Collected data entries

__________________________________________________

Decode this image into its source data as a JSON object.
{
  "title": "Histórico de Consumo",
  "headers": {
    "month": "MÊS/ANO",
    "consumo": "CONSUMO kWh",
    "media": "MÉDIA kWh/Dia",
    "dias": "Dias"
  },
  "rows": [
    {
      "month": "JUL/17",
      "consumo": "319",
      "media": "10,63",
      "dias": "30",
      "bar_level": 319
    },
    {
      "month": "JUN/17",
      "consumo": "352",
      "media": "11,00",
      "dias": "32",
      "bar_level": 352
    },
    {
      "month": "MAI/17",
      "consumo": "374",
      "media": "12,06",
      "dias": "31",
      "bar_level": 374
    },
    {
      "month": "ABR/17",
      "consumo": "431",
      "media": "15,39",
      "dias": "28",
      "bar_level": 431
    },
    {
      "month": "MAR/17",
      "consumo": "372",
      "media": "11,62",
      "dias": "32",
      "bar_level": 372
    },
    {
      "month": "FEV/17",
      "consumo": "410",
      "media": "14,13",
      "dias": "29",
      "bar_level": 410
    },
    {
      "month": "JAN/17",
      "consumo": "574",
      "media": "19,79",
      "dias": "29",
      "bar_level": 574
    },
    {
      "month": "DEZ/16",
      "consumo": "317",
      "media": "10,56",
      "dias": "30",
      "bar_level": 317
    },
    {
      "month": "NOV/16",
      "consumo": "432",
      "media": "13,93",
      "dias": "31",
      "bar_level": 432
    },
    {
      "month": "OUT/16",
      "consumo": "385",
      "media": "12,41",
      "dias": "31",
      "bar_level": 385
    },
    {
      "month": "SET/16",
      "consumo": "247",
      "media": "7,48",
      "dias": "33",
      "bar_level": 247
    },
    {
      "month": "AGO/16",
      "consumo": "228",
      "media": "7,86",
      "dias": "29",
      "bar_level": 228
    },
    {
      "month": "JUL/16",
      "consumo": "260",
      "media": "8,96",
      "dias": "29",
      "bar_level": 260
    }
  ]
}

__________________________________________________

All entries must be repeated verbatim.

Decode this image into its source data as a JSON object.
{
  "title": "Histórico de Consumo",
  "headers": {
    "month": "MÊS/ANO",
    "consumo": "CONSUMO kWh",
    "media": "MÉDIA kWh/Dia",
    "dias": "Dias"
  },
  "rows": [
    {
      "month": "JUL/17",
      "consumo": "319",
      "media": "10,63",
      "dias": "30",
      "bar_level": 319
    },
    {
      "month": "JUN/17",
      "consumo": "352",
      "media": "11,00",
      "dias": "32",
      "bar_level": 352
    },
    {
      "month": "MAI/17",
      "consumo": "374",
      "media": "12,06",
      "dias": "31",
      "bar_level": 374
    },
    {
      "month": "ABR/17",
      "consumo": "431",
      "media": "15,39",
      "dias": "28",
      "bar_level": 431
    },
    {
      "month": "MAR/17",
      "consumo": "372",
      "media": "11,62",
      "dias": "32",
      "bar_level": 372
    },
    {
      "month": "FEV/17",
      "consumo": "410",
      "media": "14,13",
      "dias": "29",
      "bar_level": 410
    },
    {
      "month": "JAN/17",
      "consumo": "574",
      "media": "19,79",
      "dias": "29",
      "bar_level": 574
    },
    {
      "month": "DEZ/16",
      "consumo": "317",
      "media": "10,56",
      "dias": "30",
      "bar_level": 317
    },
    {
      "month": "NOV/16",
      "consumo": "432",
      "media": "13,93",
      "dias": "31",
      "bar_level": 432
    },
    {
      "month": "OUT/16",
      "consumo": "385",
      "media": "12,41",
      "dias": "31",
      "bar_level": 385
    },
    {
      "month": "SET/16",
      "consumo": "247",
      "media": "7,48",
      "dias": "33",
      "bar_level": 247
    },
    {
      "month": "AGO/16",
      "consumo": "228",
      "media": "7,86",
      "dias": "29",
      "bar_level": 228
    },
    {
      "month": "JUL/16",
      "consumo": "260",
      "media": "8,96",
      "dias": "29",
      "bar_level": 260
    }
  ]
}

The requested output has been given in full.